Consigne 1.
D'après l'extrait, quel effet a le redressement des résultats bruts ?
Consigne 2.
Pour chacune des affirmations suivantes, dites par oui ou par non si elle concorde avec l'extrait, puis citez mot pour mot le passage qui tranche. (a) La commission impose une méthode type de redressement. (b) Le redressement peut s'appuyer sur le souvenir du vote à une élection récente. (c) La commission exige que le choix du redressement soit clairement exprimé.

Extrait.
★ ★ ★ ★ ★

Avant la publication ou la diffusion de tout sondage ... l’organisme qui l’a réalisé doit procéder au dépôt ... d’une notice précisant notamment :
...
S’il y a lieu, la méthode utilisée pour en déduire les résultats de caractère indirect qui seraient publiés.
Les redressements des résultats bruts de l'enquête éventuellement opérés ne doivent pas avoir pour effet d'affecter la sincérité des résultats du sondage .
Le redressement des résultats bruts a pour effet de garantir la représentativité de l’échantillon utilisé.
Le redressement est opéré d’abord selon des critères dits “socio-démo” – l’âge, le sexe, la CSP – mais aussi sur des critères politiques – le souvenir du vote à une élection récente. Dans les deux cas, il doit être vérifié de très près. À cet égard, la jurisprudence de la commission s'est voulue pragmatique. Elle n'impose pas de méthode type, ou de critère unique de redressement, estimant que ce choix relève du savoir-faire et de l'expérience de chaque institut. Elle exige par contre que ce choix soit très clairement exprimé, présente une certaine constance – afin de permettre les comparaisons entre sondages d'un même institut et être à même de le contrôler à tout moment.

★ ★ ★ ★ ★

Données fournies.
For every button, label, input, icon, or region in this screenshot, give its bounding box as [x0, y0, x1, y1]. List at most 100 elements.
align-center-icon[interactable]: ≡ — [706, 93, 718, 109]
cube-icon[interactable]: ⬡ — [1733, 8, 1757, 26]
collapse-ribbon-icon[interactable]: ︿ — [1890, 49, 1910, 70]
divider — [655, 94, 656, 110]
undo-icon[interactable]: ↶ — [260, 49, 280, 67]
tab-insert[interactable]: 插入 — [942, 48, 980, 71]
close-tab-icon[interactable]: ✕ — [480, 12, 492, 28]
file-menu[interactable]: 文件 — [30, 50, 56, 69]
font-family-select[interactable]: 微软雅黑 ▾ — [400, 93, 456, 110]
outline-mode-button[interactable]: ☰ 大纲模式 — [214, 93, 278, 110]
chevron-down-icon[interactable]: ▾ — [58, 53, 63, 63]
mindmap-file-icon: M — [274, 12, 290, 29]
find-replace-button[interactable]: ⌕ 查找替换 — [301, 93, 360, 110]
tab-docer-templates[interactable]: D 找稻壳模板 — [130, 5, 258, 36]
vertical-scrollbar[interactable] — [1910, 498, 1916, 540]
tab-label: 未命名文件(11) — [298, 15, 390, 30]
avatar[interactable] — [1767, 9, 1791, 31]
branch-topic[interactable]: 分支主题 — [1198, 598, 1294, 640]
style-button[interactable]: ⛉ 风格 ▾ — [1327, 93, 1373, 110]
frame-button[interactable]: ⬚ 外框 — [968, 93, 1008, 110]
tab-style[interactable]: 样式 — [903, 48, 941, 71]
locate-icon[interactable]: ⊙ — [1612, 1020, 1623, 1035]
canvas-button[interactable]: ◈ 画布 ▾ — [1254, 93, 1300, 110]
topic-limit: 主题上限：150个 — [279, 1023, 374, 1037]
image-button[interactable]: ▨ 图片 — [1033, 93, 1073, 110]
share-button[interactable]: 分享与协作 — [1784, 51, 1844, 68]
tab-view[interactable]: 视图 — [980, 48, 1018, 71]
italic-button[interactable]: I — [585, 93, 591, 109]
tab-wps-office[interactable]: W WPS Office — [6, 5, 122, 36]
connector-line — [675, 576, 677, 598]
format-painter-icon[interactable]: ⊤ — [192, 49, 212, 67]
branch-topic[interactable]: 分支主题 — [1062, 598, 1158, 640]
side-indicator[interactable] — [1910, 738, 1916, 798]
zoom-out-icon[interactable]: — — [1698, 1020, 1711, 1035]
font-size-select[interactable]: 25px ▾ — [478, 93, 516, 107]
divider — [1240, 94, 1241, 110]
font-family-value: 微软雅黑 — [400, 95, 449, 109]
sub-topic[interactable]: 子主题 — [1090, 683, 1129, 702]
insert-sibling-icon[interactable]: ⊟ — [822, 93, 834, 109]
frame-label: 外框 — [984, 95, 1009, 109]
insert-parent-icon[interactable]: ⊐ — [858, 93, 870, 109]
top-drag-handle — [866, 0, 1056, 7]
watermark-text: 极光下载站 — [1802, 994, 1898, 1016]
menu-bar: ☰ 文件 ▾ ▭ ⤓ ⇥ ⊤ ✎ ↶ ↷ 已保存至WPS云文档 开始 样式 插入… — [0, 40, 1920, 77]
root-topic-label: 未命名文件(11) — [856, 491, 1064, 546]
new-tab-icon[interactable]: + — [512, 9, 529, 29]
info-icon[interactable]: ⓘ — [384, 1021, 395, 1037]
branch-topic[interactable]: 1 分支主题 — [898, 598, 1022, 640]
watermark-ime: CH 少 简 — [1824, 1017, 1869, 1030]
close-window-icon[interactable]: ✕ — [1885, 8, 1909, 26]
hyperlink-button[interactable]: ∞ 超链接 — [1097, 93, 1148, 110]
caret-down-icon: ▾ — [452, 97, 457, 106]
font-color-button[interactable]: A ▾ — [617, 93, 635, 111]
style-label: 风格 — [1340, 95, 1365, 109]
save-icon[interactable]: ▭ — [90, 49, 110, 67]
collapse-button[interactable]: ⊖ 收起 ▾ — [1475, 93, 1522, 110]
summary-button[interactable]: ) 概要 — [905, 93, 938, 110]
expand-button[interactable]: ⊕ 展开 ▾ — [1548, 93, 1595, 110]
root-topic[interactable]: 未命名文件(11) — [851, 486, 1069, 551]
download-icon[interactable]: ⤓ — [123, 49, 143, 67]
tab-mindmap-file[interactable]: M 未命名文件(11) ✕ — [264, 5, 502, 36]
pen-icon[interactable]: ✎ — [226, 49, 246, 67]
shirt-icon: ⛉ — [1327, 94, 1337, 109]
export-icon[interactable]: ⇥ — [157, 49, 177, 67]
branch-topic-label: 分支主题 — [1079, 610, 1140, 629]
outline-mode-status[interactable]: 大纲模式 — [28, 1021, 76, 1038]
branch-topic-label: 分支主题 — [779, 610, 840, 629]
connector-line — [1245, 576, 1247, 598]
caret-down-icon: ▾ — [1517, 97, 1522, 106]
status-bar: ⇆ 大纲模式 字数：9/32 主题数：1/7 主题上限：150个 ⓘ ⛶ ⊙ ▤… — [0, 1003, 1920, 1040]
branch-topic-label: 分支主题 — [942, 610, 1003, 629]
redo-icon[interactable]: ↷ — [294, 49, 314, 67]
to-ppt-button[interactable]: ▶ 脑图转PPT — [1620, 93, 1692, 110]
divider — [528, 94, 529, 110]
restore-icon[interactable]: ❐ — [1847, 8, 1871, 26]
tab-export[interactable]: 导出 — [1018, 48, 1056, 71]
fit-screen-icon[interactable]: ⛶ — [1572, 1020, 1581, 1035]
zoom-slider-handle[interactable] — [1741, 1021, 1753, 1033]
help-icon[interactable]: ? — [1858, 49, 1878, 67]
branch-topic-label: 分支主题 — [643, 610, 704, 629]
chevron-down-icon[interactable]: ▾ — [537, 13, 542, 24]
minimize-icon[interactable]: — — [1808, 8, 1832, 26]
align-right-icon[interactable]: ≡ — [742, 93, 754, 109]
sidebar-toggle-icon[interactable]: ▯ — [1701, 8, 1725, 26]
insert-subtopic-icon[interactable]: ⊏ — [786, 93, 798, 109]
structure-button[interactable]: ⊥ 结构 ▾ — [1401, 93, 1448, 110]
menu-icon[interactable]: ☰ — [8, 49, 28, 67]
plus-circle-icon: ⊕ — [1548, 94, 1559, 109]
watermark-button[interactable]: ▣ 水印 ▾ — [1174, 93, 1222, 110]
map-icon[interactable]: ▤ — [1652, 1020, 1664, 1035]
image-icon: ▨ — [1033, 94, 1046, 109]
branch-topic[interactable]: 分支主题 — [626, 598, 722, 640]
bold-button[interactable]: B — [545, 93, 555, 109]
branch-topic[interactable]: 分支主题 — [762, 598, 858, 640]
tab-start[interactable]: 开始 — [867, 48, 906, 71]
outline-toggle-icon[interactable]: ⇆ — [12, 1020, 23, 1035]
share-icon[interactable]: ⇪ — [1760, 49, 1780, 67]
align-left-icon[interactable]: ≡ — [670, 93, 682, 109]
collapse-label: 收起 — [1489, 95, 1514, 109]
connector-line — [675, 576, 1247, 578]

★ ★ ★ ★ ★

Résultat 1.
Il garantit la représentativité de l'échantillon utilisé.

Résultat 2.
(a) Non : « Elle n'impose pas de méthode type, ou de critère unique de redressement »
(b) Oui : « mais aussi sur des critères politiques – le souvenir du vote à une élection récente »
(c) Oui : « Elle exige par contre que ce choix soit très clairement exprimé »